YOUR INSTRUCTIONS: Rewrite the passage of the article on thoracic endovascular repair between "Matt M. Thompson, MD, of" and "over open surgery.", inclusive, replacing "colleagues" with "coauthors".

Pathology predicts midterm outcome after endo repair
Endovascular repair of the thoracic aorta appears to offer good protection from aortic-related mortality in patients with aneurysm or dissection, according to a study published Jan. 1 in Circulation. But the high rate of nonaortic-related deaths suggests that more attention needs to be paid to modifiable risk factors in aneurysm patients, according to researchers, while the authors of an accompanying editorial questioned whether aneurysm patients should be treated in the first place.
Matt M. Thompson, MD, of the division of cardiovascular sciences at St. George’s Vascular Institute in London, and colleagues collated data from five Medtronic trials and one institution to create the Medtronic Thoracic Endovascular Registry. Their goal was to use the registry to investigate midterm outcomes of patients treated with thoracic endografts (Talent and Valiant stent-graft systems, Medtronic) to determine the durability of thoracic endovascular aortic repair (TEVAR). They noted that physicians increasingly favored TEVAR as a treatment for thoracic aortic conditions because of its early mortality advantage over open surgery.

(Stored records)
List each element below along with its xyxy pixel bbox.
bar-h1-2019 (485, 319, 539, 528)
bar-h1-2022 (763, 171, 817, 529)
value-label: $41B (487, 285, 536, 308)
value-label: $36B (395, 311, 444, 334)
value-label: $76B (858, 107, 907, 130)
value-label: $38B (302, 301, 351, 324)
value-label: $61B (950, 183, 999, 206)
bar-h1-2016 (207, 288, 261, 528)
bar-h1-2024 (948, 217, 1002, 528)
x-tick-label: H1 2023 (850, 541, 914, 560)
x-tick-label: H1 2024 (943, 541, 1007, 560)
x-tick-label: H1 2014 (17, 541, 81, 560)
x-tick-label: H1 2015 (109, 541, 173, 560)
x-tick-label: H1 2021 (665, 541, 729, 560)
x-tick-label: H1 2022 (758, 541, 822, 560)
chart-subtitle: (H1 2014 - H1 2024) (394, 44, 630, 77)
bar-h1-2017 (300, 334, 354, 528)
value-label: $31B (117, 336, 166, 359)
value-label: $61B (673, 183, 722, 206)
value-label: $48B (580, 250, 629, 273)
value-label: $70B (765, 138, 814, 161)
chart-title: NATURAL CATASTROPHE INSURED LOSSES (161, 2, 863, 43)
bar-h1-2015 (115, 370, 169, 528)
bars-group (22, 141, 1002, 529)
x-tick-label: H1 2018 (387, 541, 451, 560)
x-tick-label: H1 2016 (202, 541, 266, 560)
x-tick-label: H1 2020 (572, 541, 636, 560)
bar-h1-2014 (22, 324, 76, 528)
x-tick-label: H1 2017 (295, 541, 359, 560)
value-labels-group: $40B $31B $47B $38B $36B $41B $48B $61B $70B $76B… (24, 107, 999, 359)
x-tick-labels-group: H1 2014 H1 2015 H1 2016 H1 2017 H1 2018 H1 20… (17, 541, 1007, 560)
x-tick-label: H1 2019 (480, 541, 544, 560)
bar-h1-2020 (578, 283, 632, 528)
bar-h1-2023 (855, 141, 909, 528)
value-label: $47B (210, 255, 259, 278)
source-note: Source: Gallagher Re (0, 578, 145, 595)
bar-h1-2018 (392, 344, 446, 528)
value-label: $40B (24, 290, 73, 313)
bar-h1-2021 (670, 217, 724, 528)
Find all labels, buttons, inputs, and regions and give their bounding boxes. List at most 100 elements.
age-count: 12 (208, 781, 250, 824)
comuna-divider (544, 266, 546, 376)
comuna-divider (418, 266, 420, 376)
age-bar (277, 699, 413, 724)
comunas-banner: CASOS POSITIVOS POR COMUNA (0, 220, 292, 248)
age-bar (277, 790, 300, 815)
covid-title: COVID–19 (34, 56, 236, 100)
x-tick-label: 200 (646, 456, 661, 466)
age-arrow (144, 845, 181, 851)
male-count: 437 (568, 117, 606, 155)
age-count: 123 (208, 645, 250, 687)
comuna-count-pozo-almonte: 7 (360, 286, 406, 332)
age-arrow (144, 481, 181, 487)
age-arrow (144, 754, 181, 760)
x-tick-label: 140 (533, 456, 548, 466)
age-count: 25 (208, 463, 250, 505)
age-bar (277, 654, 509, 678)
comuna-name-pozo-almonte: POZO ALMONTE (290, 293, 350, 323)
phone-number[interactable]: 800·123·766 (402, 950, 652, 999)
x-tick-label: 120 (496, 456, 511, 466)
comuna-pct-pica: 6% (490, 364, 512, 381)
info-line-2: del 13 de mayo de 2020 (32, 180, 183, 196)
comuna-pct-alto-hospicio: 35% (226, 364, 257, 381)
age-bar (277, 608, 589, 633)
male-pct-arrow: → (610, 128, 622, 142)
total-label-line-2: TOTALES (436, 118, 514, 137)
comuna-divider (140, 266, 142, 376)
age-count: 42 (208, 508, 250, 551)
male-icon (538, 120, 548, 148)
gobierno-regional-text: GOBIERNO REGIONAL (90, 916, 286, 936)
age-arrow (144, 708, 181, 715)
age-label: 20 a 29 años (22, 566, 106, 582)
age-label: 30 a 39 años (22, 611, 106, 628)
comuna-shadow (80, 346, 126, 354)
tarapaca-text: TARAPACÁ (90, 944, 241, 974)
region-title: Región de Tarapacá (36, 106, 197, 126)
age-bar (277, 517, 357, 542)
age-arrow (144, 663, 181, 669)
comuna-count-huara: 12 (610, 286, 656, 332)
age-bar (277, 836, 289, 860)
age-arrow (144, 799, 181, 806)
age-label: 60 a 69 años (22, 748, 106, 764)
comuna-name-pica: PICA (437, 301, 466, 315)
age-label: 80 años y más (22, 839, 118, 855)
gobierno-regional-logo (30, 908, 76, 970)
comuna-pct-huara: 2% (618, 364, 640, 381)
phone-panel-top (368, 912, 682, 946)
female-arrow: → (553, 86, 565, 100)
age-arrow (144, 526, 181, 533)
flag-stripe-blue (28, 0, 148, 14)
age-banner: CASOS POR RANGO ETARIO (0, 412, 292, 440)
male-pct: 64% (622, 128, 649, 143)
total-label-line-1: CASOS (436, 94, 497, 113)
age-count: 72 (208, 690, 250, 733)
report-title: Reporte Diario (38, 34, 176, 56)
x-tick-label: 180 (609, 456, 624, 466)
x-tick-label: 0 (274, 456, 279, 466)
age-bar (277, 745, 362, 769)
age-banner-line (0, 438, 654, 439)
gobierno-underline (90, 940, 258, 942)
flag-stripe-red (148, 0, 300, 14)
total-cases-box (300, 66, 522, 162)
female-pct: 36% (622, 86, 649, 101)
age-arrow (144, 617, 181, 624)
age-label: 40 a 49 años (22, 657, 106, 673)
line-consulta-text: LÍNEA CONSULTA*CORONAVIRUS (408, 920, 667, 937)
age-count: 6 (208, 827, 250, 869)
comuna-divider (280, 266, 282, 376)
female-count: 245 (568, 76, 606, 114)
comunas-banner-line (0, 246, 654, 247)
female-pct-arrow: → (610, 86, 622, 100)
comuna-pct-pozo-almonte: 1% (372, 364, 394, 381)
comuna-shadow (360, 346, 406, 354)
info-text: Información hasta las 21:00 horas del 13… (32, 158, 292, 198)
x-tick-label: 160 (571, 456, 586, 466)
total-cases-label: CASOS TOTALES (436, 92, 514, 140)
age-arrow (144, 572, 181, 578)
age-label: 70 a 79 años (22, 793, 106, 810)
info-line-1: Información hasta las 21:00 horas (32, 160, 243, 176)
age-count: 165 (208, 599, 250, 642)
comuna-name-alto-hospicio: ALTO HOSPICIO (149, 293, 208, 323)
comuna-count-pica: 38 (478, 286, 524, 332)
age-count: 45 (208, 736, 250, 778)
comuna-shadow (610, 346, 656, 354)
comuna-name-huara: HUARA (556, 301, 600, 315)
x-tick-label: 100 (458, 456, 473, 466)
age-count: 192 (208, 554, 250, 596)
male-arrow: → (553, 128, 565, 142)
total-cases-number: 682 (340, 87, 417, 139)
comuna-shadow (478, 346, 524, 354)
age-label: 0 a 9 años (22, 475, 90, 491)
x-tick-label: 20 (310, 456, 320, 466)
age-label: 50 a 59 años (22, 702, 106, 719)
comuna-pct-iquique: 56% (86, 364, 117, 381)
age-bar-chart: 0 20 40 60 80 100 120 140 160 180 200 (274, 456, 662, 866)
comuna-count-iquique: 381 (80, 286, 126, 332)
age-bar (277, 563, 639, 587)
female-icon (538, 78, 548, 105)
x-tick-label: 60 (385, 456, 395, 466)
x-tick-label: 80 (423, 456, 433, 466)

SOLUTION TO THE EXERCISE:
Matt M. Thompson, MD, of the division of cardiovascular sciences at St. George’s Vascular Institute in London, and coauthors collated data from five Medtronic trials and one institution to create the Medtronic Thoracic Endovascular Registry. Their goal was to use the registry to investigate midterm outcomes of patients treated with thoracic endografts (Talent and Valiant stent-graft systems, Medtronic) to determine the durability of thoracic endovascular aortic repair (TEVAR). They noted that physicians increasingly favored TEVAR as a treatment for thoracic aortic conditions because of its early mortality advantage over open surgery.